Figure data in JSON
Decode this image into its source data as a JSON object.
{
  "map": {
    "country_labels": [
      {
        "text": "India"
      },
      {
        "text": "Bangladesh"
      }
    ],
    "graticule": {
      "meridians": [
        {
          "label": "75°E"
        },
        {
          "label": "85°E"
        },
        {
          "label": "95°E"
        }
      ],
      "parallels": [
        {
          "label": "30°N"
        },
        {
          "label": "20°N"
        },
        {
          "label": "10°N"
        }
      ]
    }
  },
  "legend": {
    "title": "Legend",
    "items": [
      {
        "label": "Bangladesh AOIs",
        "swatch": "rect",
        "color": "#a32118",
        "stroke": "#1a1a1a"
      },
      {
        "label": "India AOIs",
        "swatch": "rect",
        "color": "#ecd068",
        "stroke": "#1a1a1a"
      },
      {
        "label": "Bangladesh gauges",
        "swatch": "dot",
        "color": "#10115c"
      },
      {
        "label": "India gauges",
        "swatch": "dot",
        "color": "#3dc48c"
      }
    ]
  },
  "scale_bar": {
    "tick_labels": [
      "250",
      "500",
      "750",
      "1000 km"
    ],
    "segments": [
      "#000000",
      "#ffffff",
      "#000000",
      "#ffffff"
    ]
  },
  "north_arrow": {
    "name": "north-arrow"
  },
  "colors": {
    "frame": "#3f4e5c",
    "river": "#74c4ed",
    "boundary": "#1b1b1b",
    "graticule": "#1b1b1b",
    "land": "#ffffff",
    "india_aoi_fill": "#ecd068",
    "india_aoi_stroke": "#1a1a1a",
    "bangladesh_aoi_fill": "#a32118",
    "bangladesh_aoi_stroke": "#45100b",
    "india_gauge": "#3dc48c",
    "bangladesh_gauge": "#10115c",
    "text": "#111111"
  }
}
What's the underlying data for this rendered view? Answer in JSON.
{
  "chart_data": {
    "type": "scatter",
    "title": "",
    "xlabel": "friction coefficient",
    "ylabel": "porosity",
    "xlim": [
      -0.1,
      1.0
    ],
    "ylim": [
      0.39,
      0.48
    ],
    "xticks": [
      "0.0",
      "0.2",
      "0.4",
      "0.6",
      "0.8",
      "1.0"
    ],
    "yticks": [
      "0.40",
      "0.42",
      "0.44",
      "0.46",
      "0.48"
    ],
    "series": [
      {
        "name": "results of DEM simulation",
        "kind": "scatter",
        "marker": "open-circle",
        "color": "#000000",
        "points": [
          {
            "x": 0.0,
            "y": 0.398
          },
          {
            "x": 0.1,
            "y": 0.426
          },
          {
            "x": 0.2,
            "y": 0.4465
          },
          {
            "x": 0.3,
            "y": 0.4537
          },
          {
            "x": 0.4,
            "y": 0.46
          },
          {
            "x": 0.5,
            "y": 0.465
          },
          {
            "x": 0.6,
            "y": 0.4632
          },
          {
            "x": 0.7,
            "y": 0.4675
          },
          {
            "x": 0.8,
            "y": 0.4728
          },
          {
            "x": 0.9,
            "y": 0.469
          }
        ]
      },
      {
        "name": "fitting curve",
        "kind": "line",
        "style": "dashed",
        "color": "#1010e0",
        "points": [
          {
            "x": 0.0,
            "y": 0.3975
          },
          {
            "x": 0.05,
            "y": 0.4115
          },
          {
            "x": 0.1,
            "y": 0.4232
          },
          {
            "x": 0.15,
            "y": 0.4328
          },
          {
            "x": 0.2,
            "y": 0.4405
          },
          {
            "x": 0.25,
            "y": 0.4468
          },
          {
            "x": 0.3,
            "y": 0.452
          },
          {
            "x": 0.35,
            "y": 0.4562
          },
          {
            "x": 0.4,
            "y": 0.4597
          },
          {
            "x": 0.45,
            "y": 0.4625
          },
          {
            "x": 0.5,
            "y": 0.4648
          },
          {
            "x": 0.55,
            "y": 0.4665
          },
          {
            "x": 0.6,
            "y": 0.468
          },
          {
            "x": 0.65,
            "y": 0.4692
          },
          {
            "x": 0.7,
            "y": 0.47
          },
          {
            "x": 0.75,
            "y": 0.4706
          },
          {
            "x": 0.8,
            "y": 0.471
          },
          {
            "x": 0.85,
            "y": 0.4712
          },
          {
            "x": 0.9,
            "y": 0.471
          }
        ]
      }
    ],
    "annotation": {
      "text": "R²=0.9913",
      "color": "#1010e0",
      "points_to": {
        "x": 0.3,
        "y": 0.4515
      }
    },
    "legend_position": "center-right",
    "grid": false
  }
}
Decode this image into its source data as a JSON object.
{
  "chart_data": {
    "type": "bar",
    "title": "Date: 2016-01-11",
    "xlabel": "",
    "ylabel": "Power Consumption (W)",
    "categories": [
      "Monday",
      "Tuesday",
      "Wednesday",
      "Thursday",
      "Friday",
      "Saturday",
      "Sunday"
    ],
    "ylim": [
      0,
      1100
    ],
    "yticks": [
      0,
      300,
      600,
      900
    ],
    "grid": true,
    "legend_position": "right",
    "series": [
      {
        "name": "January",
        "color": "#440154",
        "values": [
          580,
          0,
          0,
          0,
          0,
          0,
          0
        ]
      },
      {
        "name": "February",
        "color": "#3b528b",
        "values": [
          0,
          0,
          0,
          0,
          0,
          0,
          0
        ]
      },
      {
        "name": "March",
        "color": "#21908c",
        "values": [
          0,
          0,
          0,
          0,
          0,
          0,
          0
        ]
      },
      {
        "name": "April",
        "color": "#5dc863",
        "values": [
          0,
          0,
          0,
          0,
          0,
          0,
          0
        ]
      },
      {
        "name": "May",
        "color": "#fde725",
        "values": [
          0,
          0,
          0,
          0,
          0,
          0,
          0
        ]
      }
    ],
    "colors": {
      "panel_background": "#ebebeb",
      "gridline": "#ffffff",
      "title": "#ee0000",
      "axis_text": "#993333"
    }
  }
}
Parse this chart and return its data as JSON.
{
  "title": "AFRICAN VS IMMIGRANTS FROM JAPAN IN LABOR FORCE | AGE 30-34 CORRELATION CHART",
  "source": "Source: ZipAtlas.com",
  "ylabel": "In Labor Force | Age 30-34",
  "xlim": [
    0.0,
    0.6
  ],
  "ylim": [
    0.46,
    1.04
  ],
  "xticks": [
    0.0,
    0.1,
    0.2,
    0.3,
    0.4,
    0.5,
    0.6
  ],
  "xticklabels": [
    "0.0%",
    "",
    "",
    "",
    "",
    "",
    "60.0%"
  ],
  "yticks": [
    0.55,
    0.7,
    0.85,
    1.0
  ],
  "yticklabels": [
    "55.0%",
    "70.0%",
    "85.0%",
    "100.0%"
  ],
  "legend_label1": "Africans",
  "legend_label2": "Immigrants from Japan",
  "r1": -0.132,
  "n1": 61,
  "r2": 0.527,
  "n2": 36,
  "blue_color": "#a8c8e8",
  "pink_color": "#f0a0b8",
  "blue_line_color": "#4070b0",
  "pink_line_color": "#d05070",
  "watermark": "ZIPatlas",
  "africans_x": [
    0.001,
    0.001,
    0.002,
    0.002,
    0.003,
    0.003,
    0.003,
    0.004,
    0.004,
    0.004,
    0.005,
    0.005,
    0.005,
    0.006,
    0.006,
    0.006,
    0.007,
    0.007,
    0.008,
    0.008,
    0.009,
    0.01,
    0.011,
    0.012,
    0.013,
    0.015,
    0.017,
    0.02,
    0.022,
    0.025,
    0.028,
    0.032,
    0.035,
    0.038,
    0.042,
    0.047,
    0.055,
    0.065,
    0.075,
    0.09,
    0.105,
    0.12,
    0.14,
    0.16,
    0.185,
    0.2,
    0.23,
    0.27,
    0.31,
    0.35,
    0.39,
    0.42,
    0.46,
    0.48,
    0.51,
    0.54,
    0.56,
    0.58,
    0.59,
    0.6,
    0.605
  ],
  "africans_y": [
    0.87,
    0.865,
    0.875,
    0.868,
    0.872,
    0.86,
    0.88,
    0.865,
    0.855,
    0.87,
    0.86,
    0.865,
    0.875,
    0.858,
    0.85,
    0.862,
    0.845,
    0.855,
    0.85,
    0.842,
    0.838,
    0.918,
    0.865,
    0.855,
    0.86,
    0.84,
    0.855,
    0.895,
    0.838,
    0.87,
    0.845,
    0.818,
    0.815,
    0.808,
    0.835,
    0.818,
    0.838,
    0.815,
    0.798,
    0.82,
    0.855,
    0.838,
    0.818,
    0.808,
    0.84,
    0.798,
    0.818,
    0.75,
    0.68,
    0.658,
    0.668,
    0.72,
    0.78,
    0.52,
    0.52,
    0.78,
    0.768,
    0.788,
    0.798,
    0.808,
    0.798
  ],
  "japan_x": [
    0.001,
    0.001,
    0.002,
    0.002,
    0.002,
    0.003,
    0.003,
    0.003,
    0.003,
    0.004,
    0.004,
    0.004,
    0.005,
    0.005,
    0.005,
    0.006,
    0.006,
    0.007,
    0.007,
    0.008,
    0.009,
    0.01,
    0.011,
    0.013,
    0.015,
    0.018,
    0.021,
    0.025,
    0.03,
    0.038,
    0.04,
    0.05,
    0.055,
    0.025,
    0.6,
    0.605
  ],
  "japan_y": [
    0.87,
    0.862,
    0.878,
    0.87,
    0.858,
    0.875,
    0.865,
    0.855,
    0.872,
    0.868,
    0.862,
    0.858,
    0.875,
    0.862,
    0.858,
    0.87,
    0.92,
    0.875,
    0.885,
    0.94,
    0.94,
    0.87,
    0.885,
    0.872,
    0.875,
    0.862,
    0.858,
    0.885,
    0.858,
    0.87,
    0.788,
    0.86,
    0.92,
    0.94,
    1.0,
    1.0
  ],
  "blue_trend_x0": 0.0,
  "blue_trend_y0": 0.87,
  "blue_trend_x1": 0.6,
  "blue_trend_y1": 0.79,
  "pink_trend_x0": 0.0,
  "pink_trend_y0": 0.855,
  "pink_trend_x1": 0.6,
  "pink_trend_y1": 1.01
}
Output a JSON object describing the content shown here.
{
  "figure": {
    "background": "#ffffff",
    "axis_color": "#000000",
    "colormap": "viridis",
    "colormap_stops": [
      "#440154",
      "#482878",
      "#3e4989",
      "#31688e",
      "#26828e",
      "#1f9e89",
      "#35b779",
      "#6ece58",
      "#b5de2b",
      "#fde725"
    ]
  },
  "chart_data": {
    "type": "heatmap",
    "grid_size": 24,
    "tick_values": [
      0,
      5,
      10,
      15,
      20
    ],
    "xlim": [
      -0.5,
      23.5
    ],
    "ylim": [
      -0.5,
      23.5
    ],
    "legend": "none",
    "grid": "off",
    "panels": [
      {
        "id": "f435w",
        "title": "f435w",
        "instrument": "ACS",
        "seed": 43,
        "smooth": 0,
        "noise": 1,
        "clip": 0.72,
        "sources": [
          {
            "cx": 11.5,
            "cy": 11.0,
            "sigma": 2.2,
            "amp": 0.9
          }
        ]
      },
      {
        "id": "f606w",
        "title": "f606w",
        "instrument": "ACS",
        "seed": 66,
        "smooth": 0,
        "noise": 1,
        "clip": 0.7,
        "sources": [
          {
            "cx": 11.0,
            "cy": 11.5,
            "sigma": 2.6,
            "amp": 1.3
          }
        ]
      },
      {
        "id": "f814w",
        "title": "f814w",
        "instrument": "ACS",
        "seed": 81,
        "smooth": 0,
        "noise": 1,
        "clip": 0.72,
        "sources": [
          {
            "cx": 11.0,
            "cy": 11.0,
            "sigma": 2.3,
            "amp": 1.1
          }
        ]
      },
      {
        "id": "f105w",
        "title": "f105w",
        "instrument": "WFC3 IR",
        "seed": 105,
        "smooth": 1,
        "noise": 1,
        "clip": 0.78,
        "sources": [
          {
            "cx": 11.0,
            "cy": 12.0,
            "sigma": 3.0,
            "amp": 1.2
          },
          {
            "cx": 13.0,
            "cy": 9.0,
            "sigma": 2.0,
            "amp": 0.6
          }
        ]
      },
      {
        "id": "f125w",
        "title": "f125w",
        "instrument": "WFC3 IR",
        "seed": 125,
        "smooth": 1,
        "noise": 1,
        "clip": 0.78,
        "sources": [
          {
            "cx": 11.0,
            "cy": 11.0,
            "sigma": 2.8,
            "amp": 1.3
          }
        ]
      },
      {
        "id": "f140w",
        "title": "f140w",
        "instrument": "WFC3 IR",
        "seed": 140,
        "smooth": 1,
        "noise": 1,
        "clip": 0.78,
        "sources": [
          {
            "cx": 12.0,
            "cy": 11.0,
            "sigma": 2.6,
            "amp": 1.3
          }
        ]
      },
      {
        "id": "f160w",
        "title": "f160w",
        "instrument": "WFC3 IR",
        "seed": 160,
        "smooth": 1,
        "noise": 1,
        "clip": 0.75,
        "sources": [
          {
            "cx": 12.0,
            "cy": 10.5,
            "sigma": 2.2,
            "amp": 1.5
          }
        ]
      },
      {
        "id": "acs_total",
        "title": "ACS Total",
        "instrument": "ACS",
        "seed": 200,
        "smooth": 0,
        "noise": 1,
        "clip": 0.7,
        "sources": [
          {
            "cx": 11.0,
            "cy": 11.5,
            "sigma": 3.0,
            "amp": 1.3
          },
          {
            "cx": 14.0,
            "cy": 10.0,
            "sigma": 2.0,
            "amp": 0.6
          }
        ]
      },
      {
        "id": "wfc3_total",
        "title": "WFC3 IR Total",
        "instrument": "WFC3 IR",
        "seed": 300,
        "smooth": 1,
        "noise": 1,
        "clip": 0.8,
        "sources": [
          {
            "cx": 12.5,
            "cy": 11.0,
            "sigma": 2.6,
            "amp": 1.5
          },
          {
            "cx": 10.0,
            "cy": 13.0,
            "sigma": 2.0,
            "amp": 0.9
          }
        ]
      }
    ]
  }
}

- [Aim of the exercise]: List the lines of the entries that include "ylabel".

- [Expected answer]:
    "ylabel": "porosity",
    "ylabel": "Power Consumption (W)",
  "ylabel": "In Labor Force | Age 30-34",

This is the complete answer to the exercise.